Dataset excerpt:

_ _ _ _

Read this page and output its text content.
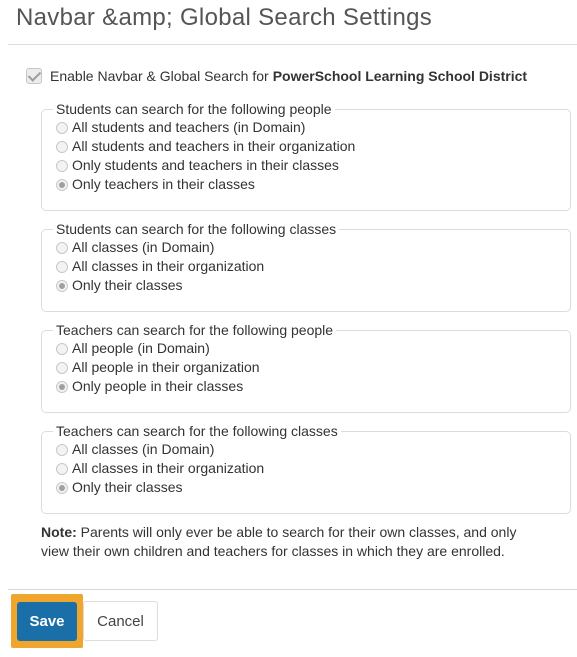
Navbar &amp; Global Search Settings
Enable Navbar & Global Search for PowerSchool Learning School District
Students can search for the following people
All students and teachers (in Domain)
All students and teachers in their organization
Only students and teachers in their classes
Only teachers in their classes
Students can search for the following classes
All classes (in Domain)
All classes in their organization
Only their classes
Teachers can search for the following people
All people (in Domain)
All people in their organization
Only people in their classes
Teachers can search for the following classes
All classes (in Domain)
All classes in their organization
Only their classes
Note: Parents will only ever be able to search for their own classes, and only view their own children and teachers for classes in which they are enrolled.
Save	Cancel
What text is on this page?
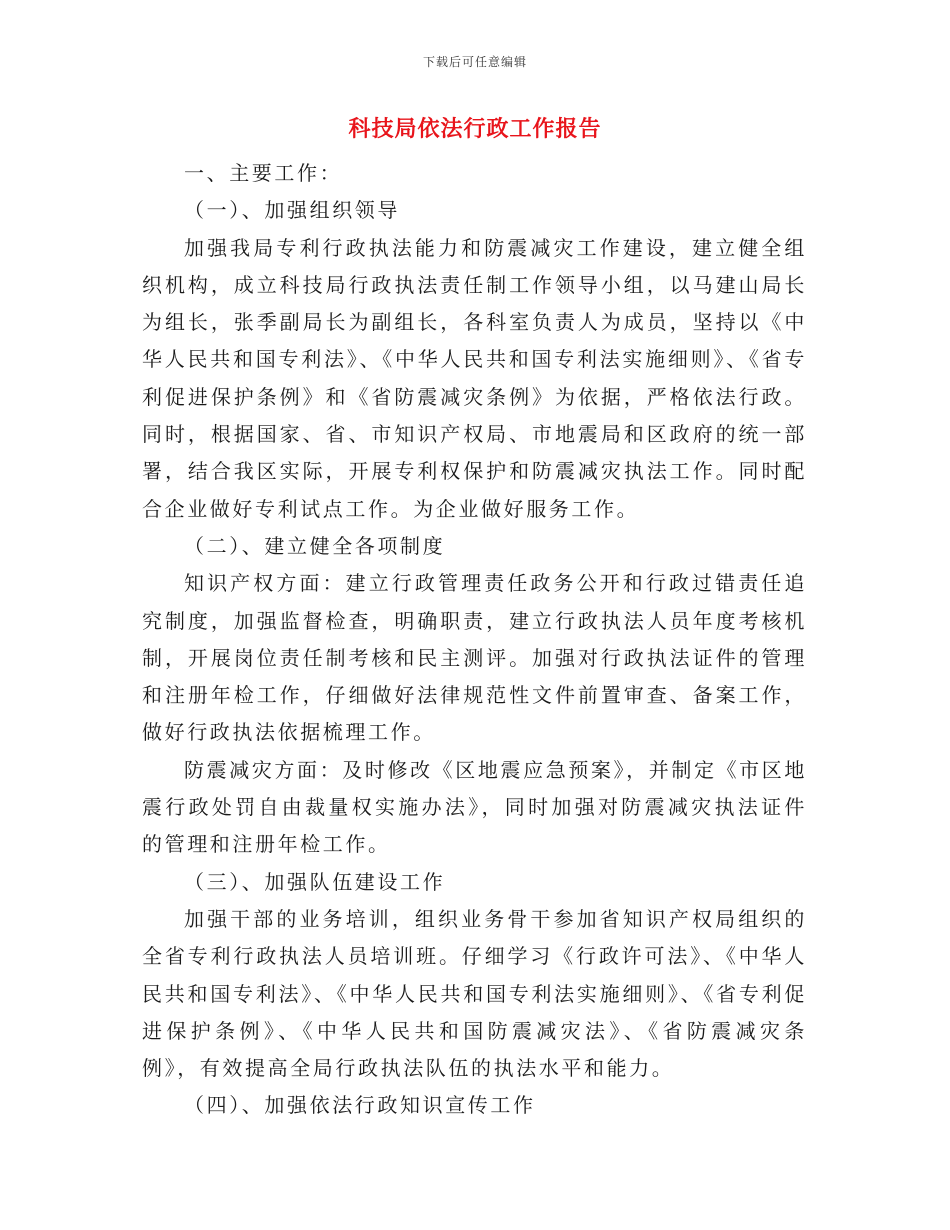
下载后可任意编辑
科技局依法行政工作报告

一、主要工作：

（一）、加强组织领导

加强我局专利行政执法能力和防震减灾工作建设，建立健全组织机构，成立科技局行政执法责任制工作领导小组，以马建山局长为组长，张季副局长为副组长，各科室负责人为成员，坚持以《中华人民共和国专利法》、《中华人民共和国专利法实施细则》、《省专利促进保护条例》和《省防震减灾条例》为依据，严格依法行政。同时，根据国家、省、市知识产权局、市地震局和区政府的统一部署，结合我区实际，开展专利权保护和防震减灾执法工作。同时配合企业做好专利试点工作。为企业做好服务工作。

（二）、建立健全各项制度

知识产权方面：建立行政管理责任政务公开和行政过错责任追究制度，加强监督检查，明确职责，建立行政执法人员年度考核机制，开展岗位责任制考核和民主测评。加强对行政执法证件的管理和注册年检工作，仔细做好法律规范性文件前置审查、备案工作，做好行政执法依据梳理工作。

防震减灾方面：及时修改《区地震应急预案》，并制定《市区地震行政处罚自由裁量权实施办法》，同时加强对防震减灾执法证件的管理和注册年检工作。

（三）、加强队伍建设工作

加强干部的业务培训，组织业务骨干参加省知识产权局组织的全省专利行政执法人员培训班。仔细学习《行政许可法》、《中华人民共和国专利法》、《中华人民共和国专利法实施细则》、《省专利促进保护条例》、《中华人民共和国防震减灾法》、《省防震减灾条例》，有效提高全局行政执法队伍的执法水平和能力。

（四）、加强依法行政知识宣传工作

_ _ _ _

**TASK TO CARRY OUT**: Transcribe the full listing character for character. Pictures are excluded.

**CORRECT RESPONSE**:
Read this page and output its text content.
Navbar &amp; Global Search Settings
Enable Navbar & Global Search for PowerSchool Learning School District
Students can search for the following people
All students and teachers (in Domain)
All students and teachers in their organization
Only students and teachers in their classes
Only teachers in their classes
Students can search for the following classes
All classes (in Domain)
All classes in their organization
Only their classes
Teachers can search for the following people
All people (in Domain)
All people in their organization
Only people in their classes
Teachers can search for the following classes
All classes (in Domain)
All classes in their organization
Only their classes
Note: Parents will only ever be able to search for their own classes, and only view their own children and teachers for classes in which they are enrolled.
Save	Cancel
What text is on this page?
下载后可任意编辑
科技局依法行政工作报告

一、主要工作：

（一）、加强组织领导

加强我局专利行政执法能力和防震减灾工作建设，建立健全组织机构，成立科技局行政执法责任制工作领导小组，以马建山局长为组长，张季副局长为副组长，各科室负责人为成员，坚持以《中华人民共和国专利法》、《中华人民共和国专利法实施细则》、《省专利促进保护条例》和《省防震减灾条例》为依据，严格依法行政。同时，根据国家、省、市知识产权局、市地震局和区政府的统一部署，结合我区实际，开展专利权保护和防震减灾执法工作。同时配合企业做好专利试点工作。为企业做好服务工作。

（二）、建立健全各项制度

知识产权方面：建立行政管理责任政务公开和行政过错责任追究制度，加强监督检查，明确职责，建立行政执法人员年度考核机制，开展岗位责任制考核和民主测评。加强对行政执法证件的管理和注册年检工作，仔细做好法律规范性文件前置审查、备案工作，做好行政执法依据梳理工作。

防震减灾方面：及时修改《区地震应急预案》，并制定《市区地震行政处罚自由裁量权实施办法》，同时加强对防震减灾执法证件的管理和注册年检工作。

（三）、加强队伍建设工作

加强干部的业务培训，组织业务骨干参加省知识产权局组织的全省专利行政执法人员培训班。仔细学习《行政许可法》、《中华人民共和国专利法》、《中华人民共和国专利法实施细则》、《省专利促进保护条例》、《中华人民共和国防震减灾法》、《省防震减灾条例》，有效提高全局行政执法队伍的执法水平和能力。

（四）、加强依法行政知识宣传工作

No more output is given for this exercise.